Copy down every line where the string "加盖公章" shows up.

┏━━

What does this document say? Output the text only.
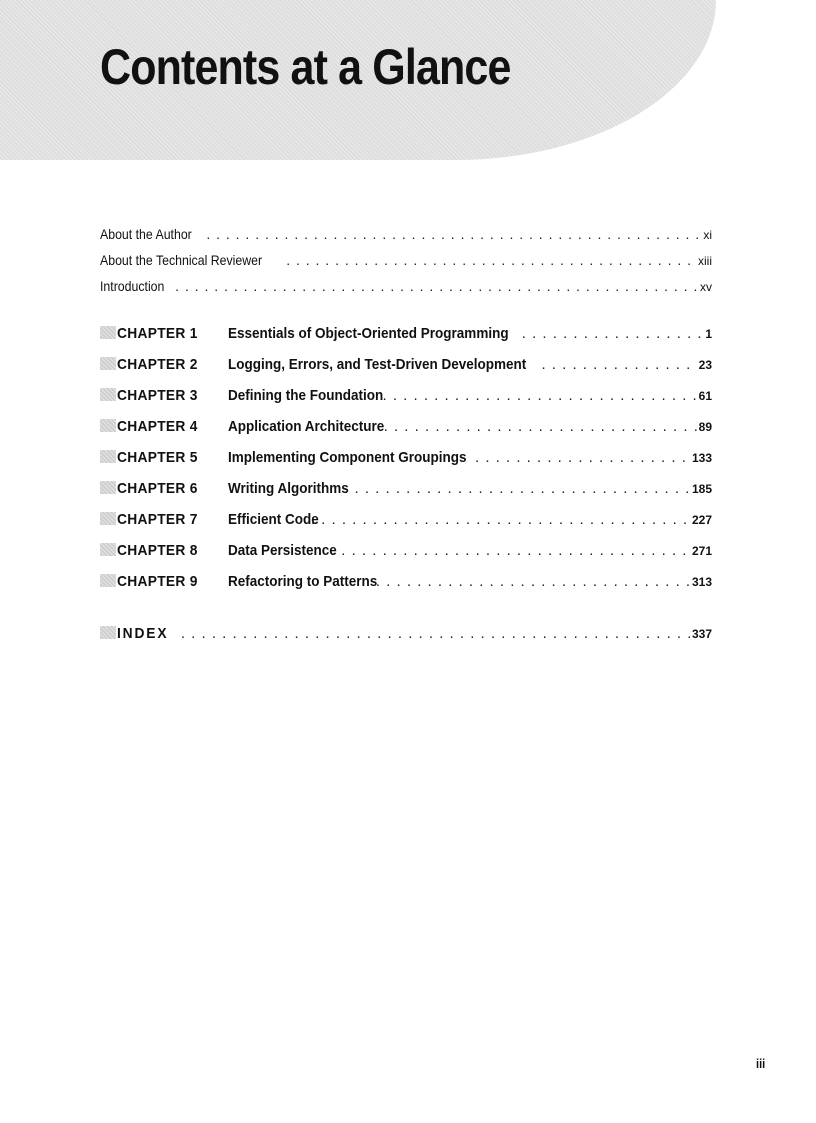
Contents at a Glance
About the Author . . .	xi
About the Technical Reviewer . . .	xiii
Introduction . . .	xv
CHAPTER 1 Essentials of Object-Oriented Programming . . .	1
CHAPTER 2 Logging, Errors, and Test-Driven Development . . .	23
CHAPTER 3 Defining the Foundation . . .	61
CHAPTER 4 Application Architecture . . .	89
CHAPTER 5 Implementing Component Groupings . . .	133
CHAPTER 6 Writing Algorithms . . .	185
CHAPTER 7 Efficient Code . . .	227
CHAPTER 8 Data Persistence . . .	271
CHAPTER 9 Refactoring to Patterns . . .	313
INDEX . . .	337
iii
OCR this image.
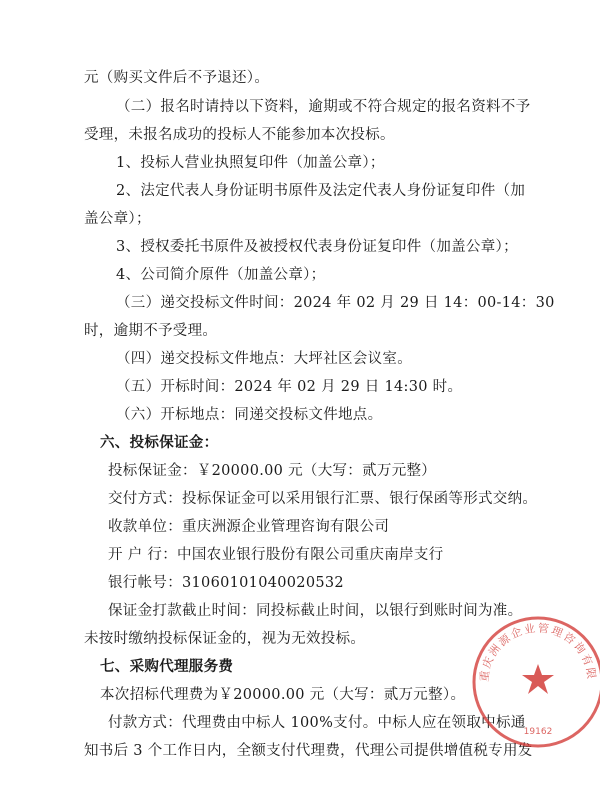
元（购买文件后不予退还）。
（二）报名时请持以下资料，逾期或不符合规定的报名资料不予
受理，未报名成功的投标人不能参加本次投标。
1、投标人营业执照复印件（加盖公章）；
2、法定代表人身份证明书原件及法定代表人身份证复印件（加
盖公章）；
3、授权委托书原件及被授权代表身份证复印件（加盖公章）；
4、公司简介原件（加盖公章）；
（三）递交投标文件时间：2024 年 02 月 29 日 14：00-14：30
时，逾期不予受理。
（四）递交投标文件地点：大坪社区会议室。
（五）开标时间：2024 年 02 月 29 日 14:30 时。
（六）开标地点：同递交投标文件地点。
六、投标保证金：
投标保证金：￥20000.00 元（大写：贰万元整）
交付方式：投标保证金可以采用银行汇票、银行保函等形式交纳。
收款单位：重庆洲源企业管理咨询有限公司
开 户 行：中国农业银行股份有限公司重庆南岸支行
银行帐号：31060101040020532
保证金打款截止时间：同投标截止时间，以银行到账时间为准。
未按时缴纳投标保证金的，视为无效投标。
七、采购代理服务费
本次招标代理费为￥20000.00 元（大写：贰万元整）。
付款方式：代理费由中标人 100%支付。中标人应在领取中标通
知书后 3 个工作日内，全额支付代理费，代理公司提供增值税专用发
重庆洲源企业管理咨询有限
19162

┗━━

◆ Answer to the exercise ◆
1、投标人营业执照复印件（加盖公章）；
3、授权委托书原件及被授权代表身份证复印件（加盖公章）；
4、公司简介原件（加盖公章）；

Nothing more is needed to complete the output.